* **Set task**: Reproduce each line that includes the word "Semiconductor".

[Source records]

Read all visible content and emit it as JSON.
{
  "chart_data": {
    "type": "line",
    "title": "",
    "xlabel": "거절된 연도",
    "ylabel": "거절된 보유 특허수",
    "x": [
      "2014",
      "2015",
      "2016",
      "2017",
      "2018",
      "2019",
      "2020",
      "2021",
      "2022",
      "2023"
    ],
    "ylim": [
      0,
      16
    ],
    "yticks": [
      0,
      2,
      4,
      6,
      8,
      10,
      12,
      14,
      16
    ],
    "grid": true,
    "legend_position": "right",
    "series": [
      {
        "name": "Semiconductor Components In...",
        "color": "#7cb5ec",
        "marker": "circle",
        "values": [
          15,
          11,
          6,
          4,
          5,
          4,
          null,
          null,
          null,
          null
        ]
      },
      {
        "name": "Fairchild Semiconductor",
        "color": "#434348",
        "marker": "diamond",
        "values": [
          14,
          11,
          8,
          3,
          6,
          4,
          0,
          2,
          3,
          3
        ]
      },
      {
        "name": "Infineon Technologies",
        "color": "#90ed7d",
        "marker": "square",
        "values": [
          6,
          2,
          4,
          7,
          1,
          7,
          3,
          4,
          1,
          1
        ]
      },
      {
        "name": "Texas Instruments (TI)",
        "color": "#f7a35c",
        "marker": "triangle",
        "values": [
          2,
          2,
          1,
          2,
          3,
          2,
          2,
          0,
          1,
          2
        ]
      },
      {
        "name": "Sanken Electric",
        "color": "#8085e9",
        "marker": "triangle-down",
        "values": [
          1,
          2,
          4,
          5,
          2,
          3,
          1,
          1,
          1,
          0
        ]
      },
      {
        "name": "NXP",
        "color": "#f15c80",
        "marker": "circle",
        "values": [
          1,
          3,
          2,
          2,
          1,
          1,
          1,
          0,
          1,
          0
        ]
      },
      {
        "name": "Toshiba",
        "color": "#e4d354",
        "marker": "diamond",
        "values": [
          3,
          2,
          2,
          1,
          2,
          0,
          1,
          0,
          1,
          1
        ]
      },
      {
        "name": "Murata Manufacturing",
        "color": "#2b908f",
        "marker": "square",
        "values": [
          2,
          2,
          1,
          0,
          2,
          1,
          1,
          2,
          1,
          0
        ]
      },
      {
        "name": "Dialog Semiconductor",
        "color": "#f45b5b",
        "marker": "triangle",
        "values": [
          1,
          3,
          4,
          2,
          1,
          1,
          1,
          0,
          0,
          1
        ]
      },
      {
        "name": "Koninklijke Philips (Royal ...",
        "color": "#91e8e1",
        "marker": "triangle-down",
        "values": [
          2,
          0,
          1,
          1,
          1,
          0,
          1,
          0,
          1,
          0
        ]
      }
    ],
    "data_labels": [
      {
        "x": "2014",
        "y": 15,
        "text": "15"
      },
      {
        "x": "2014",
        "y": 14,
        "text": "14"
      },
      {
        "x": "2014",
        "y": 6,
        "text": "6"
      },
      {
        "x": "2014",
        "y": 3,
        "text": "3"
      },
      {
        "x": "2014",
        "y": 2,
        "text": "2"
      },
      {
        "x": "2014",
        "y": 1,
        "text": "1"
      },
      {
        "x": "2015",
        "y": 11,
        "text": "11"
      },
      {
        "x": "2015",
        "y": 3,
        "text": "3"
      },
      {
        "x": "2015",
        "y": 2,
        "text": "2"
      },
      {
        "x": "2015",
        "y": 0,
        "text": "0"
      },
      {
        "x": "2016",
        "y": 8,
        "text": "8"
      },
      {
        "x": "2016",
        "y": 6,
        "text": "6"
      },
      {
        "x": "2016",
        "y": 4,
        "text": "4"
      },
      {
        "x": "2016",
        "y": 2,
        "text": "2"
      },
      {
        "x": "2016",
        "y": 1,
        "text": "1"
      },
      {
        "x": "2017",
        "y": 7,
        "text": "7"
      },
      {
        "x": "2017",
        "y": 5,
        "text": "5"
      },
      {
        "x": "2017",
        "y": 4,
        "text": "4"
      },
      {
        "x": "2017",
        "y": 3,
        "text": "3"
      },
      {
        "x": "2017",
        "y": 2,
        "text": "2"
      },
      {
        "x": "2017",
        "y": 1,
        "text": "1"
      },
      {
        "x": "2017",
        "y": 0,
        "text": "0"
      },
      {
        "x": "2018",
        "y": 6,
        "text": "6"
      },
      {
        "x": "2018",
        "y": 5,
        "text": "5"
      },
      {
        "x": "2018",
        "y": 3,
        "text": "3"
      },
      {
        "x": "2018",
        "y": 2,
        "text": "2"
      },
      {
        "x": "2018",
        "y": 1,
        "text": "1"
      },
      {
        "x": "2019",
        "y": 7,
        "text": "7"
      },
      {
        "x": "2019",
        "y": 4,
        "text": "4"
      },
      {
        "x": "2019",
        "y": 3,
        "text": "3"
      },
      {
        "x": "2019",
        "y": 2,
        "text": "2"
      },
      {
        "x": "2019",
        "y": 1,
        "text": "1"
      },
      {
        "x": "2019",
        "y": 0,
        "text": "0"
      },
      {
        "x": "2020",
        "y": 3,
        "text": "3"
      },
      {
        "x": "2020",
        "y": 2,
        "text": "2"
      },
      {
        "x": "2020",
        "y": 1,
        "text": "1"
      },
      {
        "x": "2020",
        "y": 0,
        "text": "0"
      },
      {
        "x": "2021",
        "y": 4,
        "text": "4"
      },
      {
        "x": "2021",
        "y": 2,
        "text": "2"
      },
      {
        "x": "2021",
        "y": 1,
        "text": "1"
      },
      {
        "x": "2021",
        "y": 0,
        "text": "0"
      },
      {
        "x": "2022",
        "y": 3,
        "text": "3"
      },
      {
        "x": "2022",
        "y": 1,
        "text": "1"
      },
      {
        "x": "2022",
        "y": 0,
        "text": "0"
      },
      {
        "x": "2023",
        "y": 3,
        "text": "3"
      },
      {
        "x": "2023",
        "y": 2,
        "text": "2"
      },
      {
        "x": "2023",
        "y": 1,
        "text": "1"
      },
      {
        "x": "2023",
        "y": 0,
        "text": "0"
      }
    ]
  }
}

* **Answer below**:
        "name": "Semiconductor Components In...",
        "name": "Fairchild Semiconductor",
        "name": "Dialog Semiconductor",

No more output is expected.